Output the data below in full, character for character.

-- begin --

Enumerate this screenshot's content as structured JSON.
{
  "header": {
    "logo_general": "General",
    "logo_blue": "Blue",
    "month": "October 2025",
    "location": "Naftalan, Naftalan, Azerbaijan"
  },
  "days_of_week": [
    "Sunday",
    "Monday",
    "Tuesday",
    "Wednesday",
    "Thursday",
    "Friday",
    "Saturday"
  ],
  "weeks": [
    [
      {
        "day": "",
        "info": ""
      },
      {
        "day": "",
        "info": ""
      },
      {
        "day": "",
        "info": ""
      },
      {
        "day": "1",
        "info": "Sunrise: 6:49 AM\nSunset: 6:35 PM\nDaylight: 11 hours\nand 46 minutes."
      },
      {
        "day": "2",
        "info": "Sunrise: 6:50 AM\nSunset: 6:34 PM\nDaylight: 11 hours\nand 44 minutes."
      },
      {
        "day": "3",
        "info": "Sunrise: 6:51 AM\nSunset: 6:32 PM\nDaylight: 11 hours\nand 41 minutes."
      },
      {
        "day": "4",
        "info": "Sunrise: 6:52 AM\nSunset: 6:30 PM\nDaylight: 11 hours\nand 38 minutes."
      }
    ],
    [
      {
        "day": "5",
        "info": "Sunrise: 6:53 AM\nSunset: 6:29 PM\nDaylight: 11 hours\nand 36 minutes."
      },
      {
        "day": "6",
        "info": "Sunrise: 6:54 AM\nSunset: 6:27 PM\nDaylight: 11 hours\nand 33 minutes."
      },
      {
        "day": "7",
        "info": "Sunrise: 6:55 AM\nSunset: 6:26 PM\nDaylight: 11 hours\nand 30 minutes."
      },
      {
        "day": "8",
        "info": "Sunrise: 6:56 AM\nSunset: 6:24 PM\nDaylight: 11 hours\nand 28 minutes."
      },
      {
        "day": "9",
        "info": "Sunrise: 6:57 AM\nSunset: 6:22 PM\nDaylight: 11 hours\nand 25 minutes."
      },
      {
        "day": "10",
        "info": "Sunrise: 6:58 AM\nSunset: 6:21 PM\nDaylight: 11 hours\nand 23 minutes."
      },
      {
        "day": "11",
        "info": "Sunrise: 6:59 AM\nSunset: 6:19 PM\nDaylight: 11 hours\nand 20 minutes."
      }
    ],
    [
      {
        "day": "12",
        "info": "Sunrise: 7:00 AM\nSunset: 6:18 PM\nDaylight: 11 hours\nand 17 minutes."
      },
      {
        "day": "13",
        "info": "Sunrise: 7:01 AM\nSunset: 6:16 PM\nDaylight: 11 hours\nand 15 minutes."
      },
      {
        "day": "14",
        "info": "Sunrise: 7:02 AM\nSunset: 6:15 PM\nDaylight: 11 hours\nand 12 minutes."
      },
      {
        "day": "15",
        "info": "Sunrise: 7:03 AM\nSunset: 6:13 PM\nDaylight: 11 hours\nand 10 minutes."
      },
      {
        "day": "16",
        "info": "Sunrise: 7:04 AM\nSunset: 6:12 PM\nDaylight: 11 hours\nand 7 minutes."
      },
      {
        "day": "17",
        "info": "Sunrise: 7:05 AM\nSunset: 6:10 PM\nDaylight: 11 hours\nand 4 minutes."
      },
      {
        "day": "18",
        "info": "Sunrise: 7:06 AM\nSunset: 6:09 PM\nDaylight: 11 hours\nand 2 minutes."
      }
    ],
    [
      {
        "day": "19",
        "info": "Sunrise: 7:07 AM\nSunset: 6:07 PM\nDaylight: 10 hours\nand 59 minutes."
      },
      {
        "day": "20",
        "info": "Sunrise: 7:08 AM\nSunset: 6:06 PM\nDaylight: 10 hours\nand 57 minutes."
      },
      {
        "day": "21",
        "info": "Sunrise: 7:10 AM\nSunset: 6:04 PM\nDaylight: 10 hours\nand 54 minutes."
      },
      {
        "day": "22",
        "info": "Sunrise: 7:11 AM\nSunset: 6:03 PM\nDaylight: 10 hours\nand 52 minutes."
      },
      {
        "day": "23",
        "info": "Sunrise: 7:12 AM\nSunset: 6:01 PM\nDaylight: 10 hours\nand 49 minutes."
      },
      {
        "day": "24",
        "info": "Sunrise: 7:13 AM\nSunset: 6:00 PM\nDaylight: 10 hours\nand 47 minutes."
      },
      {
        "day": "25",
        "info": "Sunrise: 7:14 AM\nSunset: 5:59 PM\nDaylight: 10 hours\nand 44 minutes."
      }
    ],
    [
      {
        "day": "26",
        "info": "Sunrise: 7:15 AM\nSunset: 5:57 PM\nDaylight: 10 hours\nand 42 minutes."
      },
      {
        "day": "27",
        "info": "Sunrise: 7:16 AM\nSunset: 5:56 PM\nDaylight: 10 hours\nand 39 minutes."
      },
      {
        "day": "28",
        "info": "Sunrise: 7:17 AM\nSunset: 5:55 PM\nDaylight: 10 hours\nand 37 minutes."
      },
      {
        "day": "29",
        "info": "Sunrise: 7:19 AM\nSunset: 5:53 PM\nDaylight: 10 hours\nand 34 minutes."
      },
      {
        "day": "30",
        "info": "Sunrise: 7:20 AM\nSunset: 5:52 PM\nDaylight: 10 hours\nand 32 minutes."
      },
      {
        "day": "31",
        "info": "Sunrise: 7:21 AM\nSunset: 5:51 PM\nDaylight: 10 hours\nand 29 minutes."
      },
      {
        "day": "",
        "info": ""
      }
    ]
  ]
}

-- end --

> EXERCISE SOLUTION:
Enumerate this screenshot's content as structured JSON.
{
  "header": {
    "logo_general": "General",
    "logo_blue": "Blue",
    "month": "October 2025",
    "location": "Naftalan, Naftalan, Azerbaijan"
  },
  "days_of_week": [
    "Sunday",
    "Monday",
    "Tuesday",
    "Wednesday",
    "Thursday",
    "Friday",
    "Saturday"
  ],
  "weeks": [
    [
      {
        "day": "",
        "info": ""
      },
      {
        "day": "",
        "info": ""
      },
      {
        "day": "",
        "info": ""
      },
      {
        "day": "1",
        "info": "Sunrise: 6:49 AM\nSunset: 6:35 PM\nDaylight: 11 hours\nand 46 minutes."
      },
      {
        "day": "2",
        "info": "Sunrise: 6:50 AM\nSunset: 6:34 PM\nDaylight: 11 hours\nand 44 minutes."
      },
      {
        "day": "3",
        "info": "Sunrise: 6:51 AM\nSunset: 6:32 PM\nDaylight: 11 hours\nand 41 minutes."
      },
      {
        "day": "4",
        "info": "Sunrise: 6:52 AM\nSunset: 6:30 PM\nDaylight: 11 hours\nand 38 minutes."
      }
    ],
    [
      {
        "day": "5",
        "info": "Sunrise: 6:53 AM\nSunset: 6:29 PM\nDaylight: 11 hours\nand 36 minutes."
      },
      {
        "day": "6",
        "info": "Sunrise: 6:54 AM\nSunset: 6:27 PM\nDaylight: 11 hours\nand 33 minutes."
      },
      {
        "day": "7",
        "info": "Sunrise: 6:55 AM\nSunset: 6:26 PM\nDaylight: 11 hours\nand 30 minutes."
      },
      {
        "day": "8",
        "info": "Sunrise: 6:56 AM\nSunset: 6:24 PM\nDaylight: 11 hours\nand 28 minutes."
      },
      {
        "day": "9",
        "info": "Sunrise: 6:57 AM\nSunset: 6:22 PM\nDaylight: 11 hours\nand 25 minutes."
      },
      {
        "day": "10",
        "info": "Sunrise: 6:58 AM\nSunset: 6:21 PM\nDaylight: 11 hours\nand 23 minutes."
      },
      {
        "day": "11",
        "info": "Sunrise: 6:59 AM\nSunset: 6:19 PM\nDaylight: 11 hours\nand 20 minutes."
      }
    ],
    [
      {
        "day": "12",
        "info": "Sunrise: 7:00 AM\nSunset: 6:18 PM\nDaylight: 11 hours\nand 17 minutes."
      },
      {
        "day": "13",
        "info": "Sunrise: 7:01 AM\nSunset: 6:16 PM\nDaylight: 11 hours\nand 15 minutes."
      },
      {
        "day": "14",
        "info": "Sunrise: 7:02 AM\nSunset: 6:15 PM\nDaylight: 11 hours\nand 12 minutes."
      },
      {
        "day": "15",
        "info": "Sunrise: 7:03 AM\nSunset: 6:13 PM\nDaylight: 11 hours\nand 10 minutes."
      },
      {
        "day": "16",
        "info": "Sunrise: 7:04 AM\nSunset: 6:12 PM\nDaylight: 11 hours\nand 7 minutes."
      },
      {
        "day": "17",
        "info": "Sunrise: 7:05 AM\nSunset: 6:10 PM\nDaylight: 11 hours\nand 4 minutes."
      },
      {
        "day": "18",
        "info": "Sunrise: 7:06 AM\nSunset: 6:09 PM\nDaylight: 11 hours\nand 2 minutes."
      }
    ],
    [
      {
        "day": "19",
        "info": "Sunrise: 7:07 AM\nSunset: 6:07 PM\nDaylight: 10 hours\nand 59 minutes."
      },
      {
        "day": "20",
        "info": "Sunrise: 7:08 AM\nSunset: 6:06 PM\nDaylight: 10 hours\nand 57 minutes."
      },
      {
        "day": "21",
        "info": "Sunrise: 7:10 AM\nSunset: 6:04 PM\nDaylight: 10 hours\nand 54 minutes."
      },
      {
        "day": "22",
        "info": "Sunrise: 7:11 AM\nSunset: 6:03 PM\nDaylight: 10 hours\nand 52 minutes."
      },
      {
        "day": "23",
        "info": "Sunrise: 7:12 AM\nSunset: 6:01 PM\nDaylight: 10 hours\nand 49 minutes."
      },
      {
        "day": "24",
        "info": "Sunrise: 7:13 AM\nSunset: 6:00 PM\nDaylight: 10 hours\nand 47 minutes."
      },
      {
        "day": "25",
        "info": "Sunrise: 7:14 AM\nSunset: 5:59 PM\nDaylight: 10 hours\nand 44 minutes."
      }
    ],
    [
      {
        "day": "26",
        "info": "Sunrise: 7:15 AM\nSunset: 5:57 PM\nDaylight: 10 hours\nand 42 minutes."
      },
      {
        "day": "27",
        "info": "Sunrise: 7:16 AM\nSunset: 5:56 PM\nDaylight: 10 hours\nand 39 minutes."
      },
      {
        "day": "28",
        "info": "Sunrise: 7:17 AM\nSunset: 5:55 PM\nDaylight: 10 hours\nand 37 minutes."
      },
      {
        "day": "29",
        "info": "Sunrise: 7:19 AM\nSunset: 5:53 PM\nDaylight: 10 hours\nand 34 minutes."
      },
      {
        "day": "30",
        "info": "Sunrise: 7:20 AM\nSunset: 5:52 PM\nDaylight: 10 hours\nand 32 minutes."
      },
      {
        "day": "31",
        "info": "Sunrise: 7:21 AM\nSunset: 5:51 PM\nDaylight: 10 hours\nand 29 minutes."
      },
      {
        "day": "",
        "info": ""
      }
    ]
  ]
}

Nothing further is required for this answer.